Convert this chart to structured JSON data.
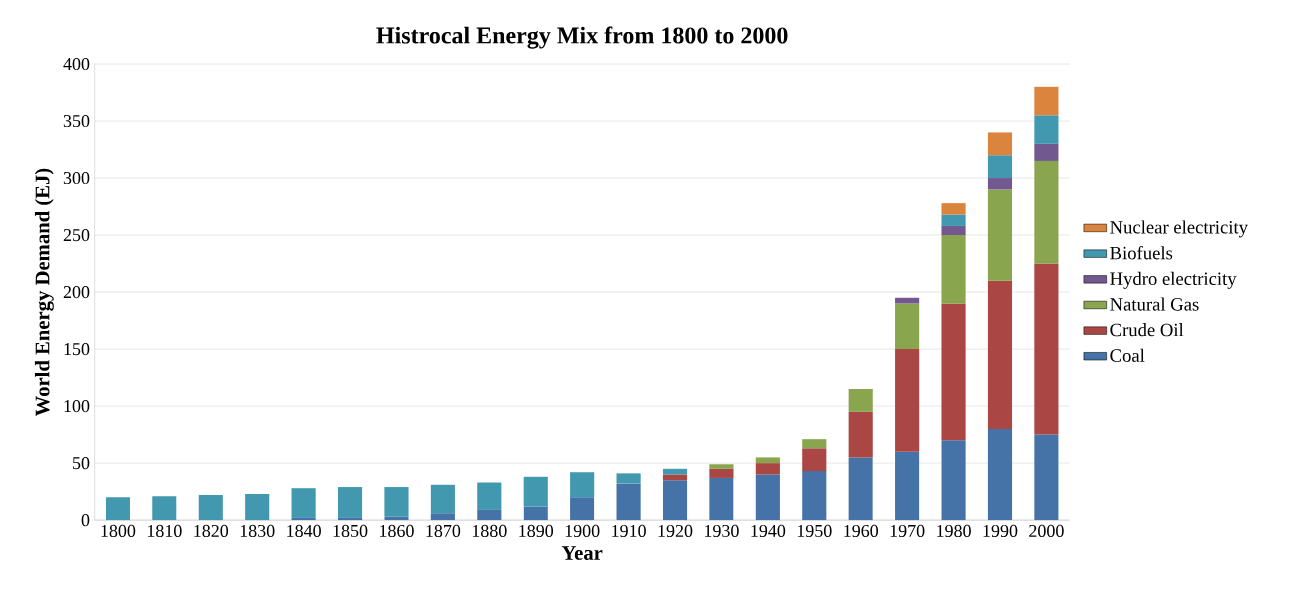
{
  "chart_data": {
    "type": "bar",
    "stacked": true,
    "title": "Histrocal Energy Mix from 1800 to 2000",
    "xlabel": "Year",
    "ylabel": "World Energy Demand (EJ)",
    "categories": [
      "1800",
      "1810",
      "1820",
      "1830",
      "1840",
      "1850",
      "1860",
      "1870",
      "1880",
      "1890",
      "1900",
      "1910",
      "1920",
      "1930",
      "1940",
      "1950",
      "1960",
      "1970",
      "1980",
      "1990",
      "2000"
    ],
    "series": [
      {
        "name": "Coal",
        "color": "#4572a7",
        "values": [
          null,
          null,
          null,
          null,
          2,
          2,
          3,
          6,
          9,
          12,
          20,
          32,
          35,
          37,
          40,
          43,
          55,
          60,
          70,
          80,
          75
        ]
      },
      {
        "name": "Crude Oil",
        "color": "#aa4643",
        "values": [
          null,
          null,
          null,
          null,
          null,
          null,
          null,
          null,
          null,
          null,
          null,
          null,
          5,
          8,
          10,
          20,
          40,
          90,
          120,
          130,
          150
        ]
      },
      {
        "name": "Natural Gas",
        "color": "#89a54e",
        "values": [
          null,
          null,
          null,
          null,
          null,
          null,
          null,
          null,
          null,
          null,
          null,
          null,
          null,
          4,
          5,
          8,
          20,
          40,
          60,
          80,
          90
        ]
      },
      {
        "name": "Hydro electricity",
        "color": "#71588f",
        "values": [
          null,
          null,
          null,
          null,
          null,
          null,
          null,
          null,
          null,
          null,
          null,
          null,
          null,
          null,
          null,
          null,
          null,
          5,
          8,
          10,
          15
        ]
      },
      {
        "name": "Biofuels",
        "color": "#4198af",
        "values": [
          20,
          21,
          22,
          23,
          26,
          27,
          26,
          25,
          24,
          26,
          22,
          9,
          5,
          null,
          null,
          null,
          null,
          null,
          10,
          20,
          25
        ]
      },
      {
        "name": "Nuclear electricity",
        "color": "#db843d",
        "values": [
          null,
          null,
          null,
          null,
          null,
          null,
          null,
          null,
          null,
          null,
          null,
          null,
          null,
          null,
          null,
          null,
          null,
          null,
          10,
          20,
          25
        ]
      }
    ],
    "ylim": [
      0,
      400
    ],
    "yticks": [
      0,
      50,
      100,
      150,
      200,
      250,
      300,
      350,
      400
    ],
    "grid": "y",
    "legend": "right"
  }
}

---

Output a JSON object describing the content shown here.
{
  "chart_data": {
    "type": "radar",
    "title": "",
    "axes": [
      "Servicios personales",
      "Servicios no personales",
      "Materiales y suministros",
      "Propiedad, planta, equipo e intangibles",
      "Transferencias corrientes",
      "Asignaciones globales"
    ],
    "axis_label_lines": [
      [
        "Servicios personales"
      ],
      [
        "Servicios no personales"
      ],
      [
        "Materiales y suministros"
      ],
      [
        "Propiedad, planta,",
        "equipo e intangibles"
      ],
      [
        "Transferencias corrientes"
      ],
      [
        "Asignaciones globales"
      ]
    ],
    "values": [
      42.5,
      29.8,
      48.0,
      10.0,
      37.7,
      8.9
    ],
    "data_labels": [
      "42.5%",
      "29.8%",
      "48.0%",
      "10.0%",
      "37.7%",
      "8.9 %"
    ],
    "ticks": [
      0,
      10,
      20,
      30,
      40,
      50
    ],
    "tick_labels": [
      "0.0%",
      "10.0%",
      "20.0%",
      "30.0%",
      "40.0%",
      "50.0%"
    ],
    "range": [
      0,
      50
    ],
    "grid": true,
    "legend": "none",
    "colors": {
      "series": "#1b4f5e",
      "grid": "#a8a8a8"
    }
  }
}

---

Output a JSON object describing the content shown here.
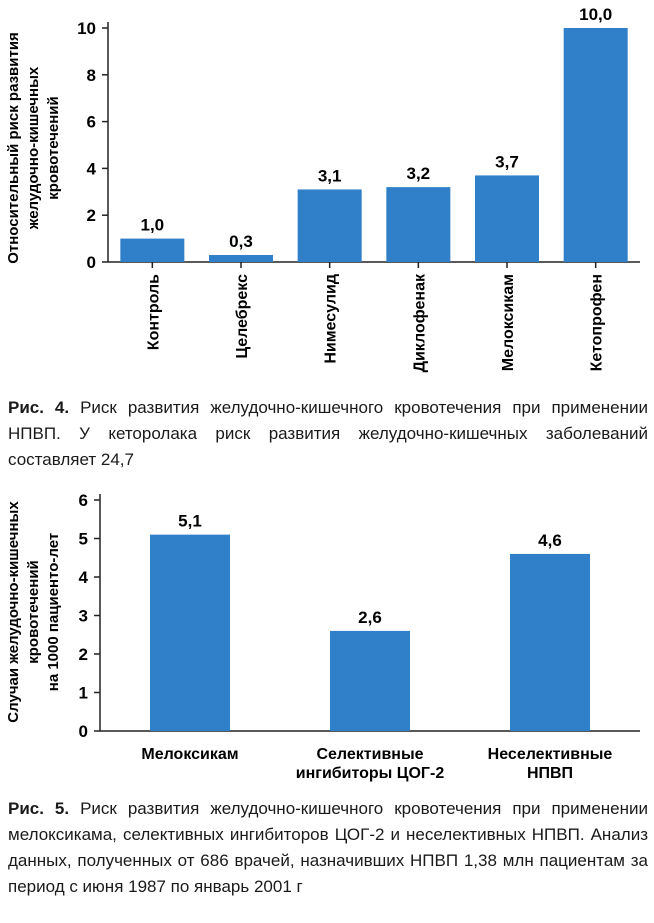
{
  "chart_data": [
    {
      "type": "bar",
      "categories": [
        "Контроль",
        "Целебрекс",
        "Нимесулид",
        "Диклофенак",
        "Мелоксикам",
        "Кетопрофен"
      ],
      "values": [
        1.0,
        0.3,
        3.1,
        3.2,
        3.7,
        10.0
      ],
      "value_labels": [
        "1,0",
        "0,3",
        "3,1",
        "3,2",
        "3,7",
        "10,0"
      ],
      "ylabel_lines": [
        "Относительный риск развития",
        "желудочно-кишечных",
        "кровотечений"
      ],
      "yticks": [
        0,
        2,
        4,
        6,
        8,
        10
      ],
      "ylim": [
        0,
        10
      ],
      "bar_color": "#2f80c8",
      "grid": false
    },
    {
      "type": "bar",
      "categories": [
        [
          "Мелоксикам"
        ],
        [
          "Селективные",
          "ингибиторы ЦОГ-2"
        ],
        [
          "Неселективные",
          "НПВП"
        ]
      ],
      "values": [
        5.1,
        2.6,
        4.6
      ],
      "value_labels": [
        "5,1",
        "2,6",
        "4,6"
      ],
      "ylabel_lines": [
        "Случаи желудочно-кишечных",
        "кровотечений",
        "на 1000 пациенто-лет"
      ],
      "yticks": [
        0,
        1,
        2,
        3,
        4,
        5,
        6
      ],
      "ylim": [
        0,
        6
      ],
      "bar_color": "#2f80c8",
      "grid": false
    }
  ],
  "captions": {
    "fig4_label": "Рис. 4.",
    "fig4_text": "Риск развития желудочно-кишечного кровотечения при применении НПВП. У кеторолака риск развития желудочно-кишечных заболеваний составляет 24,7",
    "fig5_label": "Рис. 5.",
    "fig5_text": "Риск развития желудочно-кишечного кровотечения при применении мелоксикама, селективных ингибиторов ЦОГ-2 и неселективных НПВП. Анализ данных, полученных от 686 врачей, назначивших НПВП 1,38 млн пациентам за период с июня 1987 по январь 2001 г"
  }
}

- **Work to complete**
Take each line of the material that contains the word "suministros" and list it.

- **Written reply**
      "Materiales y suministros",
        "Materiales y suministros"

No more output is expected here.